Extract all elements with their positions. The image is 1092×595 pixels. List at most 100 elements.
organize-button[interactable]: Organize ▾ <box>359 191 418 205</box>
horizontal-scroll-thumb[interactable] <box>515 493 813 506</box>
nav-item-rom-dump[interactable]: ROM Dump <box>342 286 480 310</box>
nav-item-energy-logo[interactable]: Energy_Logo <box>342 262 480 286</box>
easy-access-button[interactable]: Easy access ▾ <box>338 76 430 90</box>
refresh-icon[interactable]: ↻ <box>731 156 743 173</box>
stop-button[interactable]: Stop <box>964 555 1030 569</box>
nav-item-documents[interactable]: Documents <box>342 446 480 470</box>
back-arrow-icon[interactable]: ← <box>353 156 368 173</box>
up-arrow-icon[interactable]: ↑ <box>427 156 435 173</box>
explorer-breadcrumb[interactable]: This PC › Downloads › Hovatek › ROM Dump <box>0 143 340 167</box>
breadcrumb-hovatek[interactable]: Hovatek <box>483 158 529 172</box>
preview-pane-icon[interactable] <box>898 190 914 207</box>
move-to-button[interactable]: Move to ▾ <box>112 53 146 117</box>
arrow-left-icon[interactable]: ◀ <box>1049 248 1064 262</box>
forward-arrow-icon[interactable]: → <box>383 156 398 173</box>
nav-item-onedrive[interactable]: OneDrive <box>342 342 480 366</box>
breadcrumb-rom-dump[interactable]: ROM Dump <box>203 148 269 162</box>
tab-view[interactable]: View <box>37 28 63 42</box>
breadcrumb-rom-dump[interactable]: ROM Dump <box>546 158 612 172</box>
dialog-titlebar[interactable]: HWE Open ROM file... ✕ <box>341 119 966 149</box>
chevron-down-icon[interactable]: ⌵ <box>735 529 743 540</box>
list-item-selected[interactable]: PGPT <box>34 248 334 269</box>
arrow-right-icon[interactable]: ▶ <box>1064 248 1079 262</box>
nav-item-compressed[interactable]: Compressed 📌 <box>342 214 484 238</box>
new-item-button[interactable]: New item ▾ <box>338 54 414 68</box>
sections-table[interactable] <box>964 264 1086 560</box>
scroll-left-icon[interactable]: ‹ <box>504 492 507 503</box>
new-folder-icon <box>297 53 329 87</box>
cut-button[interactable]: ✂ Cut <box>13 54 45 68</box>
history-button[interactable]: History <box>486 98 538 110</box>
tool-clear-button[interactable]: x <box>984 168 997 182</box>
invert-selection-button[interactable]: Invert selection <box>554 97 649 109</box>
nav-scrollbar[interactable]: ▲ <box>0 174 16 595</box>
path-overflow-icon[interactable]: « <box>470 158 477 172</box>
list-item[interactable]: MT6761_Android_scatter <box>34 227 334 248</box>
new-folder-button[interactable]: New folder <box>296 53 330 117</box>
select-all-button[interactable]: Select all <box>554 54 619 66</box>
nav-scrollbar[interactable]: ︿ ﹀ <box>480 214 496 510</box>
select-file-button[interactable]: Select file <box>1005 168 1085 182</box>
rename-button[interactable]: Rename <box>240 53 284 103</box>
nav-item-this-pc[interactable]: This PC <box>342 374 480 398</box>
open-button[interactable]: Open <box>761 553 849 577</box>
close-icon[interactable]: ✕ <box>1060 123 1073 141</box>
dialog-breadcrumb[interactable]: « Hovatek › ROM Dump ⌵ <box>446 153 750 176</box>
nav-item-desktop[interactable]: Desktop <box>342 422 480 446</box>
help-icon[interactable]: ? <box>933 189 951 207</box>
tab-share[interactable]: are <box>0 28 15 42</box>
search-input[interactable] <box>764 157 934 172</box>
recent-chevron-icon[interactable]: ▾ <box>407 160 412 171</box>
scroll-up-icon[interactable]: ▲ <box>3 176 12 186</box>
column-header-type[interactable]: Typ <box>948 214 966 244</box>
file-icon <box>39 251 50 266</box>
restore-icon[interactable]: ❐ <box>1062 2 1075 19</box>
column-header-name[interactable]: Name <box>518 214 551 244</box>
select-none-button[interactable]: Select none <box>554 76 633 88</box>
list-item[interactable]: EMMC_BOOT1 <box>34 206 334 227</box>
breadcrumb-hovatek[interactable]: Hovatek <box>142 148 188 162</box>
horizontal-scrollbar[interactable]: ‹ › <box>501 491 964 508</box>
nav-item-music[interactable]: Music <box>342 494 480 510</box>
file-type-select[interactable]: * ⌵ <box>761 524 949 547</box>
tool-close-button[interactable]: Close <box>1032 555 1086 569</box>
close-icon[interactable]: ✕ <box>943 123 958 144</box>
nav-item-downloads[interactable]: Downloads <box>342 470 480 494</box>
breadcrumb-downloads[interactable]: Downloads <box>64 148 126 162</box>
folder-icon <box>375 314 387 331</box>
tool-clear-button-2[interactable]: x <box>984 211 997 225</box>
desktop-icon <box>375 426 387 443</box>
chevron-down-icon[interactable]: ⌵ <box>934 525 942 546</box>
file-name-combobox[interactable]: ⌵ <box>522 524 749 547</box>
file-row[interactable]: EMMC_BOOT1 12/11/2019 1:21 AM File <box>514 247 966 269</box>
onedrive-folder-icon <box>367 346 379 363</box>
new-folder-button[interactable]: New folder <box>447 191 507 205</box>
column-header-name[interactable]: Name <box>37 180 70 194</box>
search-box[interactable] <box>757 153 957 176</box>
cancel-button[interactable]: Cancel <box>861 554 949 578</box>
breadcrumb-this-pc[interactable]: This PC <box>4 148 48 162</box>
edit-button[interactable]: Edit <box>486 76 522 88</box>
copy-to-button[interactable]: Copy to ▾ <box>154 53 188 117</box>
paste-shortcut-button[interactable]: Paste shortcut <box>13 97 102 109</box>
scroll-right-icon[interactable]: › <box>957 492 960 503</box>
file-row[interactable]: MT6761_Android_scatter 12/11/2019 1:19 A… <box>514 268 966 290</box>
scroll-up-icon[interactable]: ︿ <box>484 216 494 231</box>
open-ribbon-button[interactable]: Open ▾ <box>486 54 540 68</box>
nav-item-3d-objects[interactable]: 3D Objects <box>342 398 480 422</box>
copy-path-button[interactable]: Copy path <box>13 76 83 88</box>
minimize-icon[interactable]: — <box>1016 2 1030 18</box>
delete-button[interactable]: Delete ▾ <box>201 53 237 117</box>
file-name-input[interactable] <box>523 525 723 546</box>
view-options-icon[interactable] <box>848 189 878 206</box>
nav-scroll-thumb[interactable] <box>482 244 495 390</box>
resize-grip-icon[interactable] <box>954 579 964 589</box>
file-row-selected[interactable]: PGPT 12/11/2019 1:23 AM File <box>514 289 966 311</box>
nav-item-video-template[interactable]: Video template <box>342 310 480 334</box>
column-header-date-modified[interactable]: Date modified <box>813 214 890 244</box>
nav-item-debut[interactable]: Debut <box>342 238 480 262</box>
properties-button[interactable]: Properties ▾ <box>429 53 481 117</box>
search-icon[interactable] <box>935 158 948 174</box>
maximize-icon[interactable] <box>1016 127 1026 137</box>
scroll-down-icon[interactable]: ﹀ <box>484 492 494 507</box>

□ □ □ □

Problem statement ▸
Change every occurrence of "PGPT" in the items above to "Preloader", leaving all other text unaltered, and reproduce the items in full.

Task output ▸
Extract all elements with their positions. The image is 1092×595 pixels. List at most 100 elements.
organize-button[interactable]: Organize ▾ <box>359 191 418 205</box>
horizontal-scroll-thumb[interactable] <box>515 493 813 506</box>
nav-item-rom-dump[interactable]: ROM Dump <box>342 286 480 310</box>
nav-item-energy-logo[interactable]: Energy_Logo <box>342 262 480 286</box>
easy-access-button[interactable]: Easy access ▾ <box>338 76 430 90</box>
refresh-icon[interactable]: ↻ <box>731 156 743 173</box>
stop-button[interactable]: Stop <box>964 555 1030 569</box>
nav-item-documents[interactable]: Documents <box>342 446 480 470</box>
back-arrow-icon[interactable]: ← <box>353 156 368 173</box>
up-arrow-icon[interactable]: ↑ <box>427 156 435 173</box>
explorer-breadcrumb[interactable]: This PC › Downloads › Hovatek › ROM Dump <box>0 143 340 167</box>
breadcrumb-hovatek[interactable]: Hovatek <box>483 158 529 172</box>
preview-pane-icon[interactable] <box>898 190 914 207</box>
move-to-button[interactable]: Move to ▾ <box>112 53 146 117</box>
arrow-left-icon[interactable]: ◀ <box>1049 248 1064 262</box>
forward-arrow-icon[interactable]: → <box>383 156 398 173</box>
nav-item-onedrive[interactable]: OneDrive <box>342 342 480 366</box>
breadcrumb-rom-dump[interactable]: ROM Dump <box>203 148 269 162</box>
tab-view[interactable]: View <box>37 28 63 42</box>
breadcrumb-rom-dump[interactable]: ROM Dump <box>546 158 612 172</box>
dialog-titlebar[interactable]: HWE Open ROM file... ✕ <box>341 119 966 149</box>
chevron-down-icon[interactable]: ⌵ <box>735 529 743 540</box>
list-item-selected[interactable]: Preloader <box>34 248 334 269</box>
arrow-right-icon[interactable]: ▶ <box>1064 248 1079 262</box>
nav-item-compressed[interactable]: Compressed 📌 <box>342 214 484 238</box>
new-item-button[interactable]: New item ▾ <box>338 54 414 68</box>
sections-table[interactable] <box>964 264 1086 560</box>
scroll-left-icon[interactable]: ‹ <box>504 492 507 503</box>
new-folder-icon <box>297 53 329 87</box>
cut-button[interactable]: ✂ Cut <box>13 54 45 68</box>
history-button[interactable]: History <box>486 98 538 110</box>
tool-clear-button[interactable]: x <box>984 168 997 182</box>
invert-selection-button[interactable]: Invert selection <box>554 97 649 109</box>
nav-scrollbar[interactable]: ▲ <box>0 174 16 595</box>
path-overflow-icon[interactable]: « <box>470 158 477 172</box>
list-item[interactable]: MT6761_Android_scatter <box>34 227 334 248</box>
new-folder-button[interactable]: New folder <box>296 53 330 117</box>
select-all-button[interactable]: Select all <box>554 54 619 66</box>
nav-scrollbar[interactable]: ︿ ﹀ <box>480 214 496 510</box>
select-file-button[interactable]: Select file <box>1005 168 1085 182</box>
rename-button[interactable]: Rename <box>240 53 284 103</box>
nav-item-this-pc[interactable]: This PC <box>342 374 480 398</box>
open-button[interactable]: Open <box>761 553 849 577</box>
close-icon[interactable]: ✕ <box>1060 123 1073 141</box>
dialog-breadcrumb[interactable]: « Hovatek › ROM Dump ⌵ <box>446 153 750 176</box>
nav-item-desktop[interactable]: Desktop <box>342 422 480 446</box>
help-icon[interactable]: ? <box>933 189 951 207</box>
tab-share[interactable]: are <box>0 28 15 42</box>
search-input[interactable] <box>764 157 934 172</box>
recent-chevron-icon[interactable]: ▾ <box>407 160 412 171</box>
scroll-up-icon[interactable]: ▲ <box>3 176 12 186</box>
column-header-type[interactable]: Typ <box>948 214 966 244</box>
file-icon <box>39 251 50 266</box>
restore-icon[interactable]: ❐ <box>1062 2 1075 19</box>
column-header-name[interactable]: Name <box>518 214 551 244</box>
select-none-button[interactable]: Select none <box>554 76 633 88</box>
list-item[interactable]: EMMC_BOOT1 <box>34 206 334 227</box>
breadcrumb-hovatek[interactable]: Hovatek <box>142 148 188 162</box>
horizontal-scrollbar[interactable]: ‹ › <box>501 491 964 508</box>
nav-item-music[interactable]: Music <box>342 494 480 510</box>
file-type-select[interactable]: * ⌵ <box>761 524 949 547</box>
tool-close-button[interactable]: Close <box>1032 555 1086 569</box>
close-icon[interactable]: ✕ <box>943 123 958 144</box>
nav-item-downloads[interactable]: Downloads <box>342 470 480 494</box>
breadcrumb-downloads[interactable]: Downloads <box>64 148 126 162</box>
folder-icon <box>375 314 387 331</box>
tool-clear-button-2[interactable]: x <box>984 211 997 225</box>
desktop-icon <box>375 426 387 443</box>
chevron-down-icon[interactable]: ⌵ <box>934 525 942 546</box>
file-name-combobox[interactable]: ⌵ <box>522 524 749 547</box>
file-row[interactable]: EMMC_BOOT1 12/11/2019 1:21 AM File <box>514 247 966 269</box>
onedrive-folder-icon <box>367 346 379 363</box>
new-folder-button[interactable]: New folder <box>447 191 507 205</box>
column-header-name[interactable]: Name <box>37 180 70 194</box>
search-box[interactable] <box>757 153 957 176</box>
cancel-button[interactable]: Cancel <box>861 554 949 578</box>
breadcrumb-this-pc[interactable]: This PC <box>4 148 48 162</box>
edit-button[interactable]: Edit <box>486 76 522 88</box>
copy-to-button[interactable]: Copy to ▾ <box>154 53 188 117</box>
paste-shortcut-button[interactable]: Paste shortcut <box>13 97 102 109</box>
scroll-right-icon[interactable]: › <box>957 492 960 503</box>
file-row[interactable]: MT6761_Android_scatter 12/11/2019 1:19 A… <box>514 268 966 290</box>
scroll-up-icon[interactable]: ︿ <box>484 216 494 231</box>
open-ribbon-button[interactable]: Open ▾ <box>486 54 540 68</box>
nav-item-3d-objects[interactable]: 3D Objects <box>342 398 480 422</box>
copy-path-button[interactable]: Copy path <box>13 76 83 88</box>
minimize-icon[interactable]: — <box>1016 2 1030 18</box>
delete-button[interactable]: Delete ▾ <box>201 53 237 117</box>
file-name-input[interactable] <box>523 525 723 546</box>
view-options-icon[interactable] <box>848 189 878 206</box>
nav-scroll-thumb[interactable] <box>482 244 495 390</box>
resize-grip-icon[interactable] <box>954 579 964 589</box>
file-row-selected[interactable]: Preloader 12/11/2019 1:23 AM File <box>514 289 966 311</box>
nav-item-video-template[interactable]: Video template <box>342 310 480 334</box>
column-header-date-modified[interactable]: Date modified <box>813 214 890 244</box>
nav-item-debut[interactable]: Debut <box>342 238 480 262</box>
properties-button[interactable]: Properties ▾ <box>429 53 481 117</box>
search-icon[interactable] <box>935 158 948 174</box>
maximize-icon[interactable] <box>1016 127 1026 137</box>
scroll-down-icon[interactable]: ﹀ <box>484 492 494 507</box>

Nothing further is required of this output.